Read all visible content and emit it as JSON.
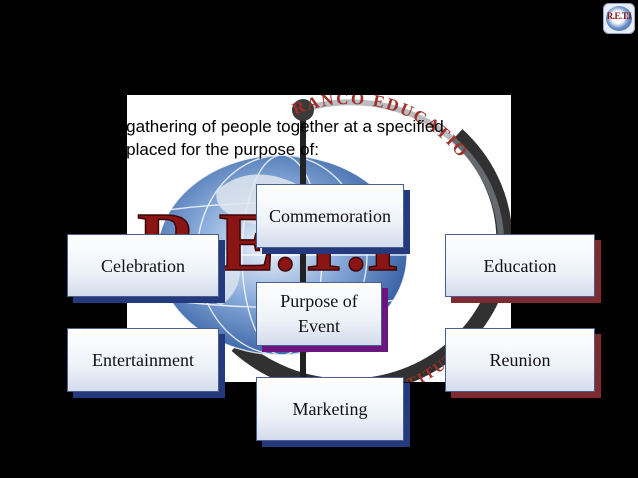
{
  "intro": {
    "line1": "e gathering of people together at a specified",
    "line2": "d placed for the purpose of:"
  },
  "watermark": {
    "arc_text": "RANCO EDUCATIO",
    "arc_text2": "NING INSTITUTE",
    "monogram": "R.E.T.I"
  },
  "corner_logo": {
    "text": "R.E.T.I"
  },
  "center": {
    "label_line1": "Purpose of",
    "label_line2": "Event"
  },
  "boxes": {
    "top": "Commemoration",
    "left_upper": "Celebration",
    "right_upper": "Education",
    "left_lower": "Entertainment",
    "right_lower": "Reunion",
    "bottom": "Marketing"
  },
  "colors": {
    "background": "#000000",
    "box_border": "#4a5f8c",
    "shadow_blue": "#243a7c",
    "shadow_red": "#7f2930",
    "shadow_purple": "#6b1680"
  }
}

######

Repeat each record exactly, with the pictures left out.

Read all visible content and emit it as JSON.
{
  "intro": {
    "line1": "e gathering of people together at a specified",
    "line2": "d placed for the purpose of:"
  },
  "watermark": {
    "arc_text": "RANCO EDUCATIO",
    "arc_text2": "NING INSTITUTE",
    "monogram": "R.E.T.I"
  },
  "corner_logo": {
    "text": "R.E.T.I"
  },
  "center": {
    "label_line1": "Purpose of",
    "label_line2": "Event"
  },
  "boxes": {
    "top": "Commemoration",
    "left_upper": "Celebration",
    "right_upper": "Education",
    "left_lower": "Entertainment",
    "right_lower": "Reunion",
    "bottom": "Marketing"
  },
  "colors": {
    "background": "#000000",
    "box_border": "#4a5f8c",
    "shadow_blue": "#243a7c",
    "shadow_red": "#7f2930",
    "shadow_purple": "#6b1680"
  }
}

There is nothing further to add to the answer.